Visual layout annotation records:
++++++
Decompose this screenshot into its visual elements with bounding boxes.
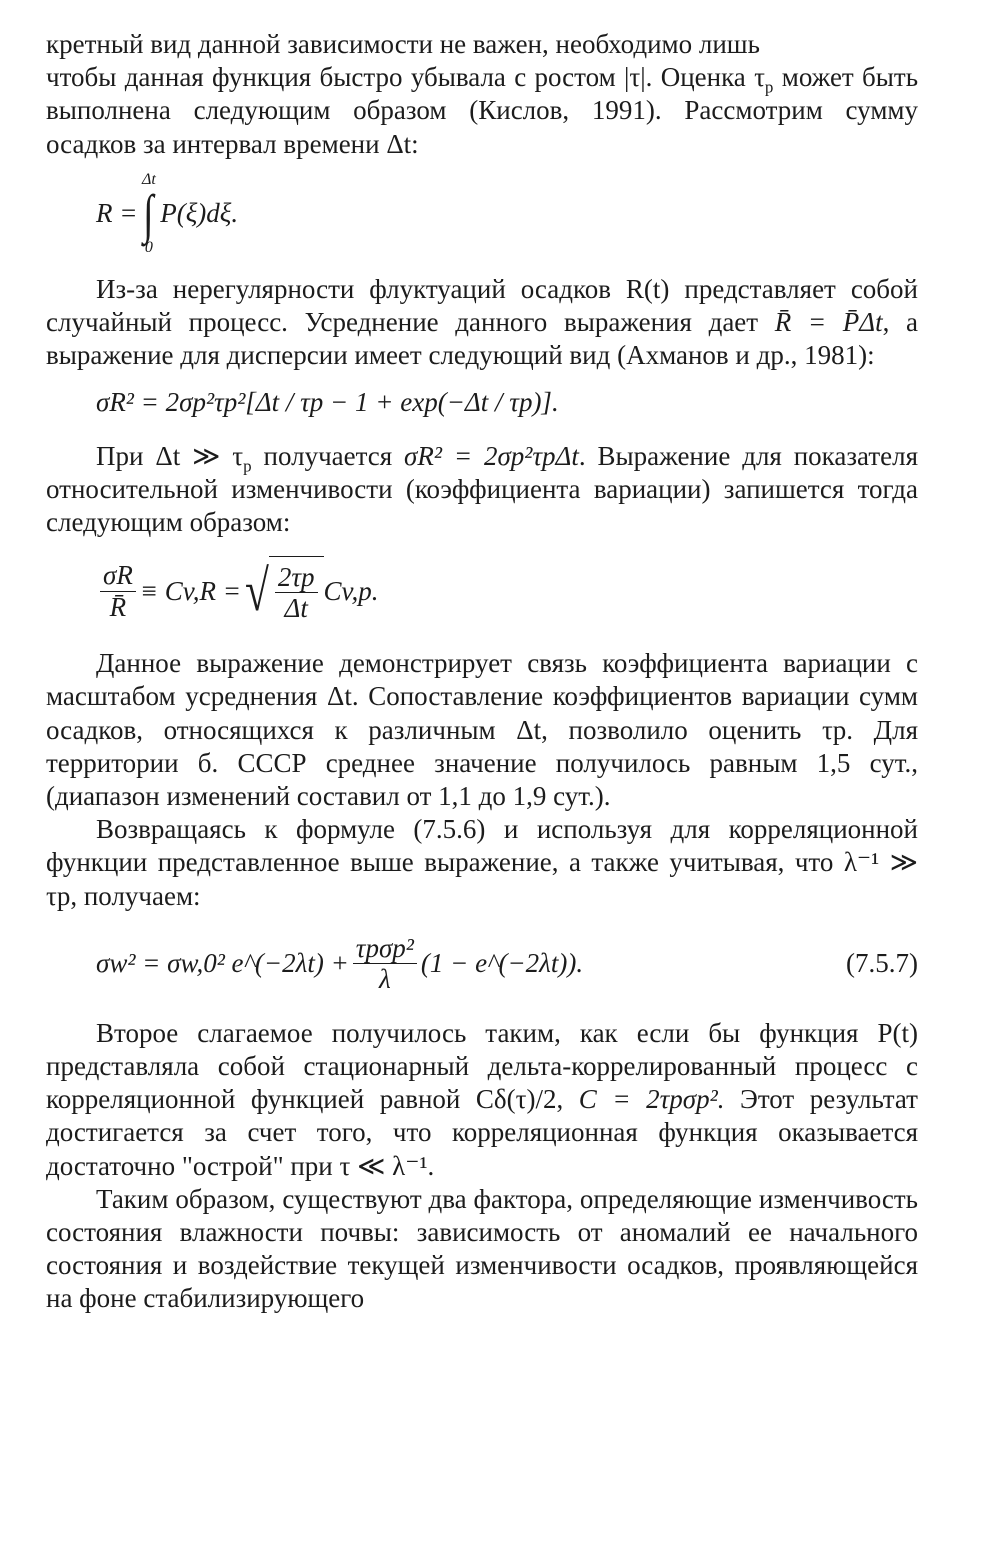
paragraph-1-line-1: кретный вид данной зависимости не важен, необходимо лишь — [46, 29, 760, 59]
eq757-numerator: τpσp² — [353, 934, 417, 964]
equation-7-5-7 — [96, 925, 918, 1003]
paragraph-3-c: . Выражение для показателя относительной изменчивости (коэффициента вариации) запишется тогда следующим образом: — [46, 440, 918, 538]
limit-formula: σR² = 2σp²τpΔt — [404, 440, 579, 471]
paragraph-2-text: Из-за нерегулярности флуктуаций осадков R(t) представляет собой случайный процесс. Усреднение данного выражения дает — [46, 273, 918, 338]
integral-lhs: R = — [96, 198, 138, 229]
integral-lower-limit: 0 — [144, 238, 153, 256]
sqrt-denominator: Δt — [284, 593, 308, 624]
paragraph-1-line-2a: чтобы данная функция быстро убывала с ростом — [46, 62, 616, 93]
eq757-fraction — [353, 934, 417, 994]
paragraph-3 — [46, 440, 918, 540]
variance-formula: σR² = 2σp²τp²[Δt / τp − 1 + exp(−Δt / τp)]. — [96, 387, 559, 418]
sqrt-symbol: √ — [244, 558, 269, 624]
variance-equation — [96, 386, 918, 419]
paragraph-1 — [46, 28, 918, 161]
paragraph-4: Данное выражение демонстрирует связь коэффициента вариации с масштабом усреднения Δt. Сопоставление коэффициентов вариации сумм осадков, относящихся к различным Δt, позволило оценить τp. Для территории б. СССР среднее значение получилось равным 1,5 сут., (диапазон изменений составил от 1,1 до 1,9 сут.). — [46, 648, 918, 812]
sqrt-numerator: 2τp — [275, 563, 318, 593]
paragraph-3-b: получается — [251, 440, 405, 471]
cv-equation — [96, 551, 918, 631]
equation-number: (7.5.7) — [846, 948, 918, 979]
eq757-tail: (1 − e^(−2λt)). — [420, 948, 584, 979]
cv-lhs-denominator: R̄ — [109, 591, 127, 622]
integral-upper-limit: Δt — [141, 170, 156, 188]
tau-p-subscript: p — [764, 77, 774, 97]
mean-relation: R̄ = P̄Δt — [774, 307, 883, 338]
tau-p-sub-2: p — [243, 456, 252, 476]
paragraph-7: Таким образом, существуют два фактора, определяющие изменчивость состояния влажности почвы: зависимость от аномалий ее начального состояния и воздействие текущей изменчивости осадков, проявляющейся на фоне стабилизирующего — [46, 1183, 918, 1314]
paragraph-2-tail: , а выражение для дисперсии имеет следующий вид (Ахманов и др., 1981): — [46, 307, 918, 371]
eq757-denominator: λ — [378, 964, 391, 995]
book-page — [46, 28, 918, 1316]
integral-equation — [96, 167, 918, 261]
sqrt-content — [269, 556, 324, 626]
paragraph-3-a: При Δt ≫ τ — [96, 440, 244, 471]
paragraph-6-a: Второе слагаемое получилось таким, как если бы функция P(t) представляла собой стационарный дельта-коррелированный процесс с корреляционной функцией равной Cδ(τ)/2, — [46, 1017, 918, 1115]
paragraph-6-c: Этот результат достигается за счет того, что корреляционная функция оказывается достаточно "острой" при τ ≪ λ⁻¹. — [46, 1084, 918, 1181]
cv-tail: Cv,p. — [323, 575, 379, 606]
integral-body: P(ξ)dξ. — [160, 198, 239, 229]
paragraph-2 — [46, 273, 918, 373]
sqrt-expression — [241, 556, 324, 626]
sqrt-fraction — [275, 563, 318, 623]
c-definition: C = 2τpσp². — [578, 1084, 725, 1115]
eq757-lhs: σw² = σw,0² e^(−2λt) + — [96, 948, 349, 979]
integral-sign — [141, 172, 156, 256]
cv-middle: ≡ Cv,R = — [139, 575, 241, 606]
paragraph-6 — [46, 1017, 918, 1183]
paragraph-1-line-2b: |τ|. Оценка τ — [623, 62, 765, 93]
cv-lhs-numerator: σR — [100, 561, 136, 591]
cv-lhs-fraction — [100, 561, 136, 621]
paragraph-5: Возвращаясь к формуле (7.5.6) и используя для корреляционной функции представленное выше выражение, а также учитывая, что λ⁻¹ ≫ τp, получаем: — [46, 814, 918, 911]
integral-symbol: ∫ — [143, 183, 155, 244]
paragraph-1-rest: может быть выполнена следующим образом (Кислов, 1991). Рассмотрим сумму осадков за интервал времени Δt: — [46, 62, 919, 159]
++++++
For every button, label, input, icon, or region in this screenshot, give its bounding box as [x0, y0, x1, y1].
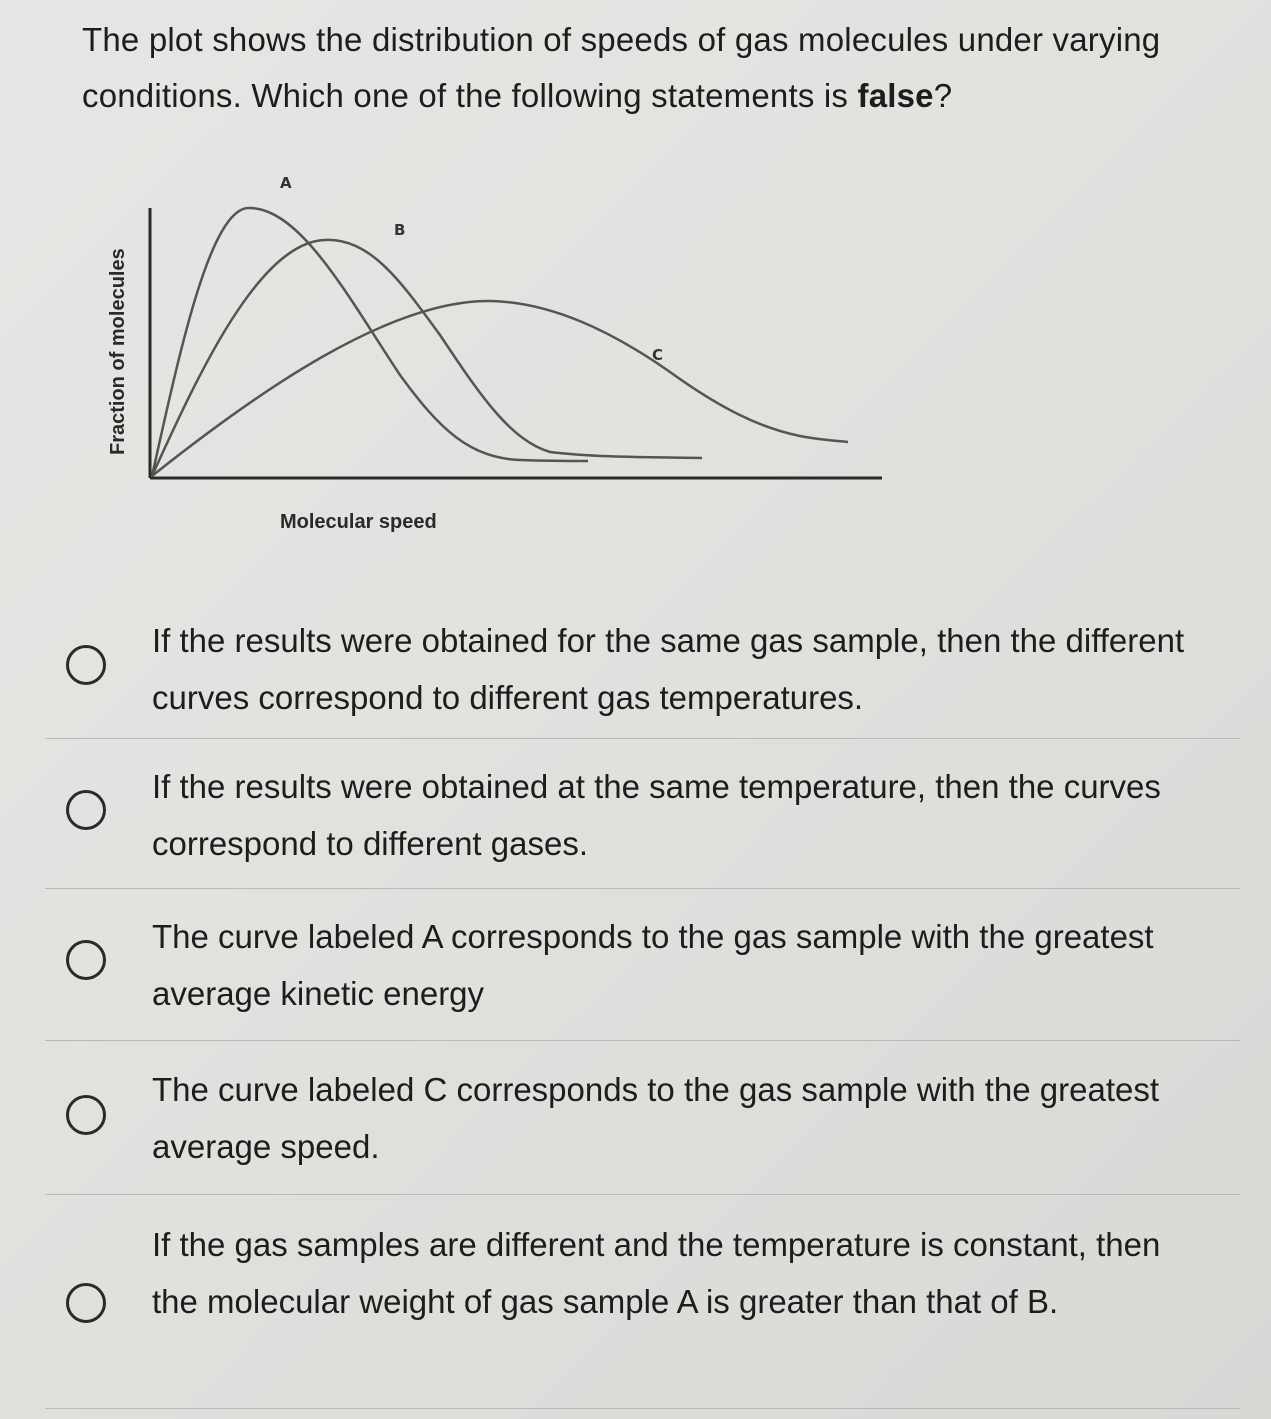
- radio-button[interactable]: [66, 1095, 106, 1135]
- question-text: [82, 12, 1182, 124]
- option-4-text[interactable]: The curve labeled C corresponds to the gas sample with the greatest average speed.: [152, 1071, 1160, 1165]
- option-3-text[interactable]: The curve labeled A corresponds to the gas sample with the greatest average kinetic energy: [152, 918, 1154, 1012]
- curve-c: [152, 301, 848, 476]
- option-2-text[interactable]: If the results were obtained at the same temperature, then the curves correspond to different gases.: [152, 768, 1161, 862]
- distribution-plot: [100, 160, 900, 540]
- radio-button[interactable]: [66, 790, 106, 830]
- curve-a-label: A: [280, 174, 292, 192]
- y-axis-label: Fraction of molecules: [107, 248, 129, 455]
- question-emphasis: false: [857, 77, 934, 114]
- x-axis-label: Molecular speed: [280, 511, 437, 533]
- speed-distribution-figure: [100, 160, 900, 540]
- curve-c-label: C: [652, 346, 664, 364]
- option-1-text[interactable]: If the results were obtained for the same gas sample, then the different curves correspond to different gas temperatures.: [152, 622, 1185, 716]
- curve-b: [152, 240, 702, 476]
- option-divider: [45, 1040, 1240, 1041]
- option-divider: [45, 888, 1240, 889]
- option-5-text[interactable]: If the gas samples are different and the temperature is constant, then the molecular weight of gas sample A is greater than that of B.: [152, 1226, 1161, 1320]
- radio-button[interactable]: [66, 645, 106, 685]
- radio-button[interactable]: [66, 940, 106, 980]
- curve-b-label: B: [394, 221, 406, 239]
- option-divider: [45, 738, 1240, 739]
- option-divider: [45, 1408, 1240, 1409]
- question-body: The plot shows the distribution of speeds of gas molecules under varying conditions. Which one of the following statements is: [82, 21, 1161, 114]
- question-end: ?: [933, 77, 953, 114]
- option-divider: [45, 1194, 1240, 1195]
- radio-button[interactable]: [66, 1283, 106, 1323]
++++++
### TASK TO CARRY OUT:
Render the records as a Markdown table with the columns Row and Line, starting at the line that contains "paragraph-1-line-1: кретный вид" and stopping after the line that contains "equation-7-5-7 — [96, 925, 918, 1003]". Number each row and leave out blank lines.

### REPLY:
| Row | Line |
|---|---|
| 1 | paragraph-1-line-1: кретный вид данной зависимости не важен, необходимо лишь — [46, 29, 760, 59] |
| 2 | eq757-numerator: τpσp² — [353, 934, 417, 964] |
| 3 | equation-7-5-7 — [96, 925, 918, 1003] |